**Extracts from a graphics dataset**
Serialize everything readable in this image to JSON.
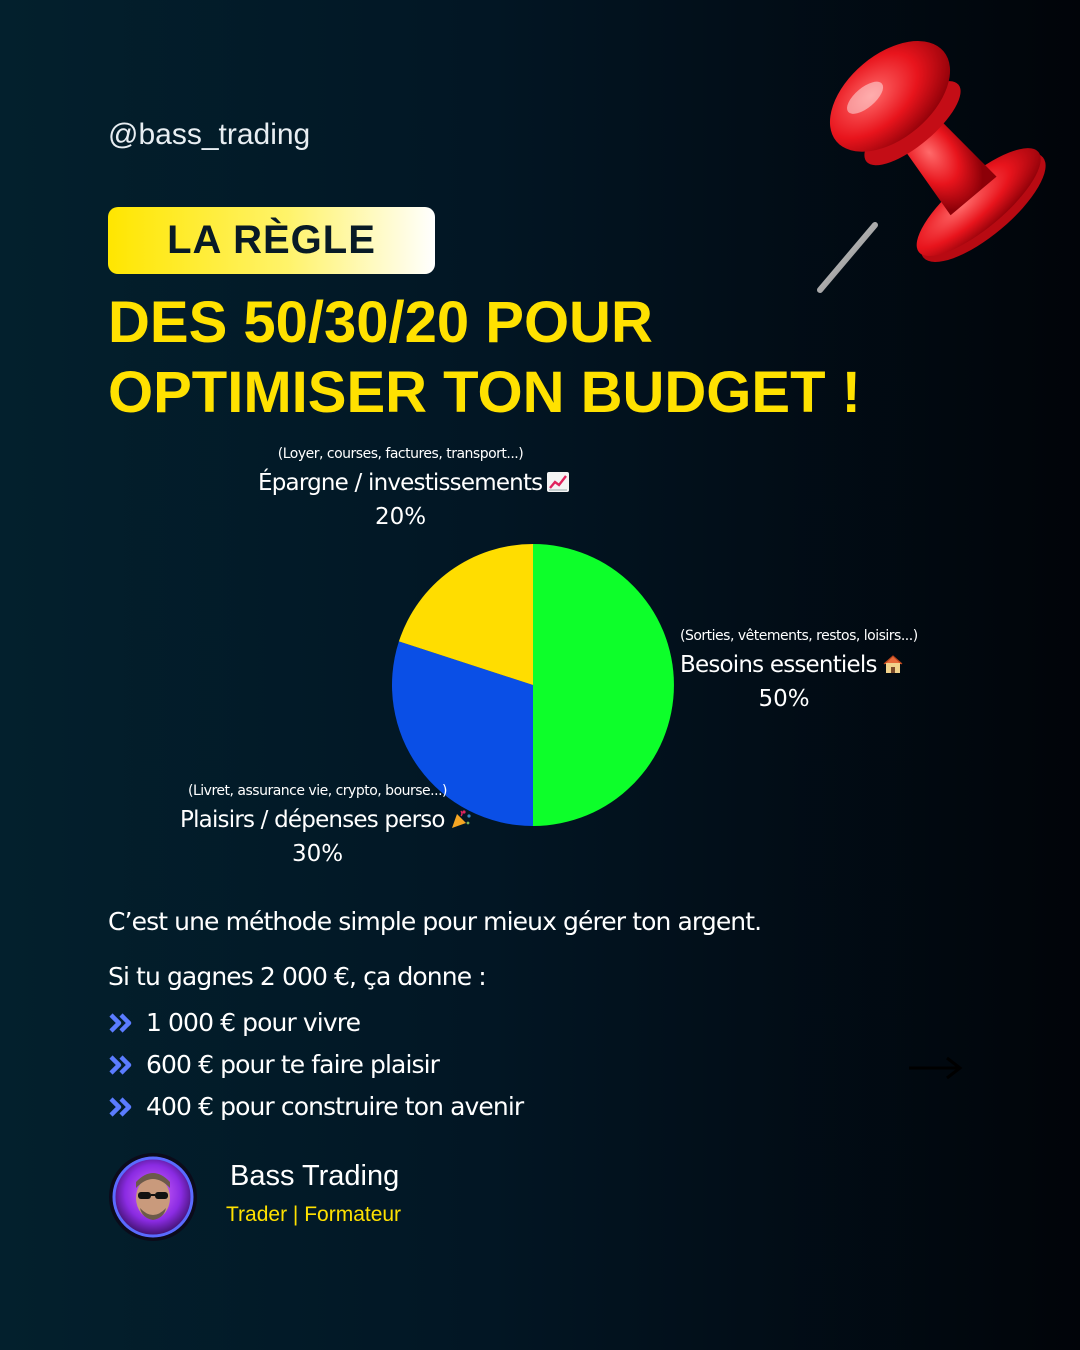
{
  "handle": "@bass_trading",
  "badge": "LA RÈGLE",
  "headline": {
    "line1": "DES 50/30/20 POUR",
    "line2": "OPTIMISER TON BUDGET !"
  },
  "chart_data": {
    "type": "pie",
    "values": [
      50,
      30,
      20
    ],
    "slices": [
      {
        "label": "Besoins essentiels",
        "value": 50,
        "pct_label": "50%",
        "sub": "(Sorties, vêtements, restos, loisirs...)",
        "color": "#0dff2a",
        "emoji": "house-icon"
      },
      {
        "label": "Plaisirs / dépenses perso",
        "value": 30,
        "pct_label": "30%",
        "sub": "(Livret, assurance vie, crypto, bourse...)",
        "color": "#0a4fe6",
        "emoji": "party-popper-icon"
      },
      {
        "label": "Épargne / investissements",
        "value": 20,
        "pct_label": "20%",
        "sub": "(Loyer, courses, factures, transport...)",
        "color": "#ffdd00",
        "emoji": "chart-increasing-icon"
      }
    ]
  },
  "body": {
    "intro": "C’est une méthode simple pour mieux gérer ton argent.",
    "example": "Si tu gagnes 2 000 €, ça donne :",
    "bullets": [
      "1 000 € pour vivre",
      "600 € pour te faire plaisir",
      "400 € pour construire ton avenir"
    ]
  },
  "author": {
    "name": "Bass Trading",
    "role": "Trader | Formateur"
  },
  "colors": {
    "accent": "#ffe100",
    "bullet": "#5b7cff"
  }
}
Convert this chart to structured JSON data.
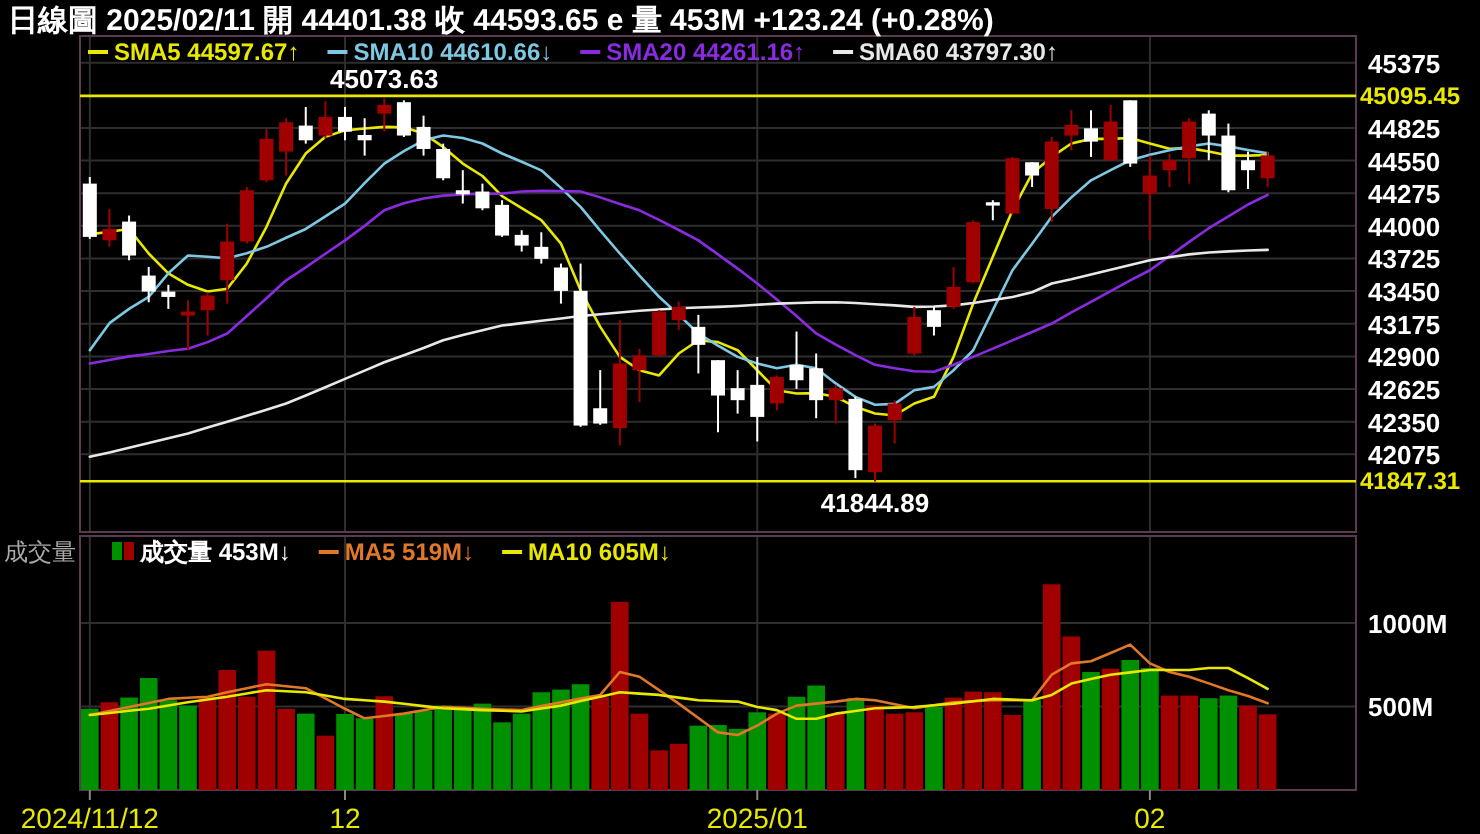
{
  "chart_data": [
    {
      "type": "candlestick",
      "title": "日線圖 2025/02/11 開 44401.38 收 44593.65 e 量 453M +123.24 (+0.28%)",
      "categories": [
        "2024/11/12",
        null,
        null,
        null,
        null,
        null,
        null,
        null,
        null,
        null,
        null,
        null,
        null,
        "12",
        null,
        null,
        null,
        null,
        null,
        null,
        null,
        null,
        null,
        null,
        null,
        null,
        null,
        null,
        null,
        null,
        null,
        null,
        null,
        null,
        "2025/01",
        null,
        null,
        null,
        null,
        null,
        null,
        null,
        null,
        null,
        null,
        null,
        null,
        null,
        null,
        null,
        null,
        null,
        null,
        null,
        "02",
        null,
        null,
        null,
        null,
        null,
        null
      ],
      "ohlc": [
        [
          44356,
          44412,
          43890,
          43907
        ],
        [
          43879,
          44143,
          43823,
          43974
        ],
        [
          44036,
          44087,
          43710,
          43750
        ],
        [
          43581,
          43654,
          43356,
          43446
        ],
        [
          43446,
          43503,
          43300,
          43401
        ],
        [
          43244,
          43373,
          42952,
          43278
        ],
        [
          43289,
          43441,
          43076,
          43413
        ],
        [
          43542,
          44019,
          43345,
          43868
        ],
        [
          43868,
          44328,
          43851,
          44300
        ],
        [
          44384,
          44817,
          44368,
          44733
        ],
        [
          44626,
          44907,
          44424,
          44873
        ],
        [
          44845,
          45002,
          44693,
          44721
        ],
        [
          44761,
          45050,
          44738,
          44918
        ],
        [
          44918,
          45002,
          44721,
          44794
        ],
        [
          44766,
          44907,
          44592,
          44721
        ],
        [
          44946,
          45073.63,
          44794,
          45019
        ],
        [
          45042,
          45058,
          44749,
          44761
        ],
        [
          44834,
          44929,
          44592,
          44648
        ],
        [
          44648,
          44693,
          44384,
          44401
        ],
        [
          44300,
          44469,
          44188,
          44266
        ],
        [
          44289,
          44356,
          44132,
          44148
        ],
        [
          44177,
          44216,
          43907,
          43918
        ],
        [
          43924,
          43963,
          43783,
          43834
        ],
        [
          43823,
          43946,
          43682,
          43722
        ],
        [
          43649,
          43682,
          43345,
          43452
        ],
        [
          43452,
          43682,
          42306,
          42317
        ],
        [
          42463,
          42784,
          42323,
          42334
        ],
        [
          42295,
          43205,
          42149,
          42840
        ],
        [
          42784,
          42963,
          42514,
          42907
        ],
        [
          42907,
          43289,
          42896,
          43278
        ],
        [
          43205,
          43362,
          43121,
          43317
        ],
        [
          43149,
          43250,
          42756,
          42997
        ],
        [
          42868,
          42868,
          42261,
          42570
        ],
        [
          42632,
          42784,
          42418,
          42531
        ],
        [
          42660,
          42896,
          42183,
          42390
        ],
        [
          42503,
          42739,
          42446,
          42727
        ],
        [
          42828,
          43109,
          42626,
          42699
        ],
        [
          42800,
          42924,
          42379,
          42531
        ],
        [
          42531,
          42660,
          42334,
          42632
        ],
        [
          42542,
          42559,
          41874,
          41941
        ],
        [
          41924,
          42334,
          41844.89,
          42317
        ],
        [
          42362,
          42531,
          42166,
          42503
        ],
        [
          42924,
          43317,
          42907,
          43233
        ],
        [
          43289,
          43317,
          43076,
          43149
        ],
        [
          43317,
          43654,
          43300,
          43486
        ],
        [
          43525,
          44047,
          43514,
          44031
        ],
        [
          44199,
          44216,
          44047,
          44171
        ],
        [
          44104,
          44581,
          44093,
          44570
        ],
        [
          44536,
          44536,
          44328,
          44424
        ],
        [
          44143,
          44749,
          44031,
          44710
        ],
        [
          44761,
          44974,
          44637,
          44851
        ],
        [
          44822,
          44974,
          44581,
          44710
        ],
        [
          44553,
          45019,
          44553,
          44879
        ],
        [
          45058,
          45058,
          44497,
          44525
        ],
        [
          44272,
          44592,
          43879,
          44424
        ],
        [
          44469,
          44609,
          44328,
          44553
        ],
        [
          44570,
          44907,
          44356,
          44879
        ],
        [
          44946,
          44974,
          44553,
          44761
        ],
        [
          44761,
          44862,
          44283,
          44300
        ],
        [
          44553,
          44626,
          44311,
          44469
        ],
        [
          44401.38,
          44626,
          44328,
          44593.65
        ]
      ],
      "colors": [
        "#ffffff",
        "#a00000",
        "#ffffff",
        "#ffffff",
        "#ffffff",
        "#a00000",
        "#a00000",
        "#a00000",
        "#a00000",
        "#a00000",
        "#a00000",
        "#ffffff",
        "#a00000",
        "#ffffff",
        "#ffffff",
        "#a00000",
        "#ffffff",
        "#ffffff",
        "#ffffff",
        "#ffffff",
        "#ffffff",
        "#ffffff",
        "#ffffff",
        "#ffffff",
        "#ffffff",
        "#ffffff",
        "#ffffff",
        "#a00000",
        "#a00000",
        "#a00000",
        "#a00000",
        "#ffffff",
        "#ffffff",
        "#ffffff",
        "#ffffff",
        "#a00000",
        "#ffffff",
        "#ffffff",
        "#a00000",
        "#ffffff",
        "#a00000",
        "#a00000",
        "#a00000",
        "#ffffff",
        "#a00000",
        "#a00000",
        "#ffffff",
        "#a00000",
        "#ffffff",
        "#a00000",
        "#a00000",
        "#ffffff",
        "#a00000",
        "#ffffff",
        "#a00000",
        "#a00000",
        "#a00000",
        "#ffffff",
        "#ffffff",
        "#ffffff",
        "#a00000"
      ],
      "series": [
        {
          "name": "SMA5 44597.67↑",
          "type": "line",
          "color": "#e8e800",
          "values": [
            43928,
            43950,
            43974,
            43767,
            43599,
            43503,
            43447,
            43470,
            43683,
            43992,
            44357,
            44610,
            44750,
            44805,
            44820,
            44834,
            44830,
            44778,
            44665,
            44525,
            44420,
            44250,
            44150,
            44048,
            43851,
            43457,
            43149,
            42896,
            42783,
            42739,
            42924,
            43036,
            43020,
            42952,
            42783,
            42615,
            42587,
            42590,
            42559,
            42475,
            42419,
            42402,
            42503,
            42559,
            42896,
            43346,
            43740,
            44131,
            44441,
            44581,
            44694,
            44733,
            44733,
            44740,
            44694,
            44649,
            44655,
            44627,
            44592,
            44592,
            44597.67
          ]
        },
        {
          "name": "SMA10 44610.66↓",
          "type": "line",
          "color": "#7ec8e3",
          "values": [
            42952,
            43180,
            43300,
            43402,
            43600,
            43750,
            43740,
            43727,
            43770,
            43823,
            43900,
            43974,
            44080,
            44188,
            44360,
            44525,
            44630,
            44721,
            44761,
            44740,
            44694,
            44610,
            44540,
            44468,
            44320,
            44160,
            43960,
            43767,
            43580,
            43402,
            43250,
            43093,
            42990,
            42896,
            42840,
            42800,
            42829,
            42800,
            42672,
            42559,
            42492,
            42500,
            42615,
            42643,
            42783,
            42952,
            43290,
            43626,
            43850,
            44076,
            44240,
            44384,
            44470,
            44553,
            44600,
            44637,
            44670,
            44694,
            44670,
            44640,
            44610.66
          ]
        },
        {
          "name": "SMA20 44261.16↑",
          "type": "line",
          "color": "#8a2be2",
          "values": [
            42840,
            42870,
            42900,
            42920,
            42945,
            42964,
            43020,
            43093,
            43240,
            43390,
            43541,
            43650,
            43765,
            43878,
            44000,
            44131,
            44190,
            44230,
            44255,
            44265,
            44270,
            44272,
            44290,
            44295,
            44293,
            44290,
            44240,
            44185,
            44131,
            44050,
            43965,
            43878,
            43760,
            43640,
            43514,
            43380,
            43240,
            43093,
            43000,
            42910,
            42829,
            42800,
            42775,
            42770,
            42830,
            42896,
            42965,
            43035,
            43105,
            43177,
            43270,
            43360,
            43450,
            43540,
            43626,
            43745,
            43865,
            43980,
            44080,
            44180,
            44261.16
          ]
        },
        {
          "name": "SMA60 43797.30↑",
          "type": "line",
          "color": "#e8e8e8",
          "values": [
            42054,
            42090,
            42130,
            42170,
            42210,
            42251,
            42300,
            42350,
            42400,
            42450,
            42503,
            42570,
            42640,
            42710,
            42780,
            42851,
            42910,
            42970,
            43036,
            43080,
            43120,
            43160,
            43180,
            43200,
            43220,
            43240,
            43255,
            43270,
            43285,
            43295,
            43305,
            43312,
            43317,
            43325,
            43335,
            43345,
            43350,
            43355,
            43356,
            43350,
            43340,
            43330,
            43317,
            43320,
            43330,
            43350,
            43375,
            43400,
            43440,
            43514,
            43550,
            43590,
            43630,
            43670,
            43710,
            43735,
            43760,
            43775,
            43785,
            43792,
            43797.3
          ]
        }
      ],
      "ylim": [
        41420,
        45600
      ],
      "yticks": [
        45375,
        44825,
        44550,
        44275,
        44000,
        43725,
        43450,
        43175,
        42900,
        42625,
        42350,
        42075
      ],
      "ref_lines": [
        {
          "axis": "y",
          "value": 45095.45,
          "label": "45095.45",
          "color": "#e8e800"
        },
        {
          "axis": "y",
          "value": 41847.31,
          "label": "41847.31",
          "color": "#e8e800"
        }
      ],
      "annotations": [
        {
          "text": "45073.63",
          "y": 45073.63
        },
        {
          "text": "41844.89",
          "y": 41844.89
        }
      ],
      "grid": true,
      "legend": "top left",
      "tick_labels": "y"
    },
    {
      "type": "bar",
      "title": "成交量",
      "categories": [
        "2024/11/12",
        null,
        null,
        null,
        null,
        null,
        null,
        null,
        null,
        null,
        null,
        null,
        null,
        "12",
        null,
        null,
        null,
        null,
        null,
        null,
        null,
        null,
        null,
        null,
        null,
        null,
        null,
        null,
        null,
        null,
        null,
        null,
        null,
        null,
        "2025/01",
        null,
        null,
        null,
        null,
        null,
        null,
        null,
        null,
        null,
        null,
        null,
        null,
        null,
        null,
        null,
        null,
        null,
        null,
        null,
        "02",
        null,
        null,
        null,
        null,
        null,
        null
      ],
      "series": [
        {
          "name": "成交量 453M↓",
          "type": "bar",
          "colors": [
            "#009000",
            "#a00000",
            "#009000",
            "#009000",
            "#009000",
            "#009000",
            "#a00000",
            "#a00000",
            "#a00000",
            "#a00000",
            "#a00000",
            "#009000",
            "#a00000",
            "#009000",
            "#009000",
            "#a00000",
            "#009000",
            "#009000",
            "#009000",
            "#009000",
            "#009000",
            "#009000",
            "#009000",
            "#009000",
            "#009000",
            "#009000",
            "#a00000",
            "#a00000",
            "#a00000",
            "#a00000",
            "#a00000",
            "#009000",
            "#009000",
            "#009000",
            "#009000",
            "#a00000",
            "#009000",
            "#009000",
            "#a00000",
            "#009000",
            "#a00000",
            "#a00000",
            "#a00000",
            "#009000",
            "#a00000",
            "#a00000",
            "#a00000",
            "#a00000",
            "#009000",
            "#a00000",
            "#a00000",
            "#009000",
            "#a00000",
            "#009000",
            "#009000",
            "#a00000",
            "#a00000",
            "#009000",
            "#009000",
            "#a00000",
            "#a00000"
          ],
          "values": [
            486,
            525,
            553,
            670,
            537,
            505,
            558,
            718,
            558,
            834,
            486,
            457,
            325,
            455,
            429,
            561,
            457,
            473,
            505,
            497,
            517,
            405,
            457,
            585,
            601,
            633,
            558,
            1126,
            457,
            237,
            276,
            385,
            389,
            366,
            465,
            457,
            558,
            625,
            457,
            549,
            505,
            457,
            465,
            497,
            553,
            589,
            585,
            449,
            537,
            1231,
            919,
            706,
            726,
            778,
            730,
            565,
            565,
            549,
            565,
            505,
            453
          ]
        },
        {
          "name": "MA5 519M↓",
          "type": "line",
          "color": "#e07828",
          "values": [
            449,
            473,
            497,
            521,
            545,
            552,
            558,
            585,
            609,
            633,
            621,
            609,
            548,
            486,
            429,
            443,
            457,
            477,
            497,
            492,
            486,
            482,
            478,
            502,
            525,
            547,
            569,
            706,
            678,
            598,
            517,
            431,
            345,
            329,
            385,
            457,
            505,
            517,
            529,
            545,
            537,
            513,
            489,
            507,
            525,
            531,
            537,
            537,
            537,
            690,
            758,
            770,
            820,
            870,
            758,
            706,
            678,
            638,
            597,
            563,
            519
          ]
        },
        {
          "name": "MA10 605M↓",
          "type": "line",
          "color": "#e8e800",
          "values": [
            449,
            461,
            474,
            486,
            506,
            525,
            542,
            558,
            578,
            597,
            591,
            585,
            565,
            545,
            537,
            529,
            516,
            502,
            489,
            484,
            478,
            474,
            470,
            488,
            505,
            532,
            558,
            585,
            577,
            569,
            553,
            537,
            533,
            529,
            497,
            478,
            426,
            426,
            457,
            473,
            489,
            493,
            497,
            507,
            517,
            531,
            545,
            541,
            537,
            569,
            637,
            664,
            690,
            704,
            718,
            718,
            718,
            730,
            730,
            670,
            605
          ]
        }
      ],
      "ylim": [
        0,
        1520
      ],
      "yticks": [
        {
          "value": 500,
          "label": "500M"
        },
        {
          "value": 1000,
          "label": "1000M"
        }
      ],
      "grid": true,
      "legend": "top left"
    }
  ]
}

**What you need to do**
Show all lines in the entries above where the string "icon" appears.

**Written reply**
        "emoji": "house-icon"
        "emoji": "party-popper-icon"
        "emoji": "chart-increasing-icon"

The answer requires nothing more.